## WORK INSTRUCTIONS
Every record should be copied exactly, except that pictures are to be omitted.

>> begin INPUT

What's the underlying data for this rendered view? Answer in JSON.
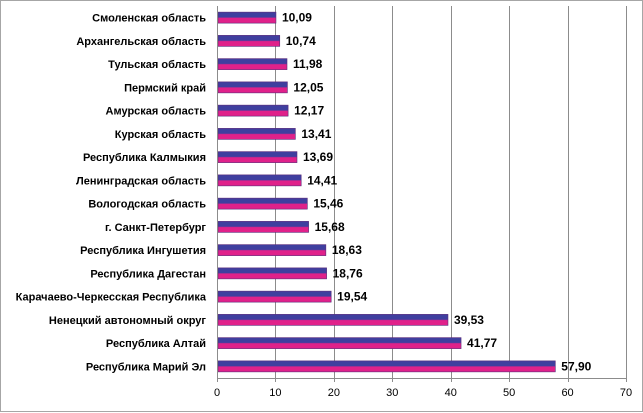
{
  "chart_data": {
    "type": "bar",
    "orientation": "horizontal",
    "categories": [
      "Смоленская  область",
      "Архангельская  область",
      "Тульская  область",
      "Пермский  край",
      "Амурская  область",
      "Курская  область",
      "Республика  Калмыкия",
      "Ленинградская  область",
      "Вологодская  область",
      "г. Санкт-Петербург",
      "Республика  Ингушетия",
      "Республика  Дагестан",
      "Карачаево-Черкесская  Республика",
      "Ненецкий  автономный  округ",
      "Республика  Алтай",
      "Республика  Марий  Эл"
    ],
    "values": [
      10.09,
      10.74,
      11.98,
      12.05,
      12.17,
      13.41,
      13.69,
      14.41,
      15.46,
      15.68,
      18.63,
      18.76,
      19.54,
      39.53,
      41.77,
      57.9
    ],
    "value_labels": [
      "10,09",
      "10,74",
      "11,98",
      "12,05",
      "12,17",
      "13,41",
      "13,69",
      "14,41",
      "15,46",
      "15,68",
      "18,63",
      "18,76",
      "19,54",
      "39,53",
      "41,77",
      "57,90"
    ],
    "xticks": [
      "0",
      "10",
      "20",
      "30",
      "40",
      "50",
      "60",
      "70"
    ],
    "xlim": [
      0,
      70
    ],
    "grid": "vertical",
    "legend": "none",
    "title": "",
    "xlabel": "",
    "ylabel": "",
    "colors": {
      "bar_top": "#3f3f9f",
      "bar_bottom": "#e0218a",
      "grid": "#8c8c8c",
      "axis": "#000000"
    }
  }
}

>> end INPUT

## WRITTEN ANSWER
What's the underlying data for this rendered view? Answer in JSON.
{
  "chart_data": {
    "type": "bar",
    "orientation": "horizontal",
    "categories": [
      "Смоленская  область",
      "Архангельская  область",
      "Тульская  область",
      "Пермский  край",
      "Амурская  область",
      "Курская  область",
      "Республика  Калмыкия",
      "Ленинградская  область",
      "Вологодская  область",
      "г. Санкт-Петербург",
      "Республика  Ингушетия",
      "Республика  Дагестан",
      "Карачаево-Черкесская  Республика",
      "Ненецкий  автономный  округ",
      "Республика  Алтай",
      "Республика  Марий  Эл"
    ],
    "values": [
      10.09,
      10.74,
      11.98,
      12.05,
      12.17,
      13.41,
      13.69,
      14.41,
      15.46,
      15.68,
      18.63,
      18.76,
      19.54,
      39.53,
      41.77,
      57.9
    ],
    "value_labels": [
      "10,09",
      "10,74",
      "11,98",
      "12,05",
      "12,17",
      "13,41",
      "13,69",
      "14,41",
      "15,46",
      "15,68",
      "18,63",
      "18,76",
      "19,54",
      "39,53",
      "41,77",
      "57,90"
    ],
    "xticks": [
      "0",
      "10",
      "20",
      "30",
      "40",
      "50",
      "60",
      "70"
    ],
    "xlim": [
      0,
      70
    ],
    "grid": "vertical",
    "legend": "none",
    "title": "",
    "xlabel": "",
    "ylabel": "",
    "colors": {
      "bar_top": "#3f3f9f",
      "bar_bottom": "#e0218a",
      "grid": "#8c8c8c",
      "axis": "#000000"
    }
  }
}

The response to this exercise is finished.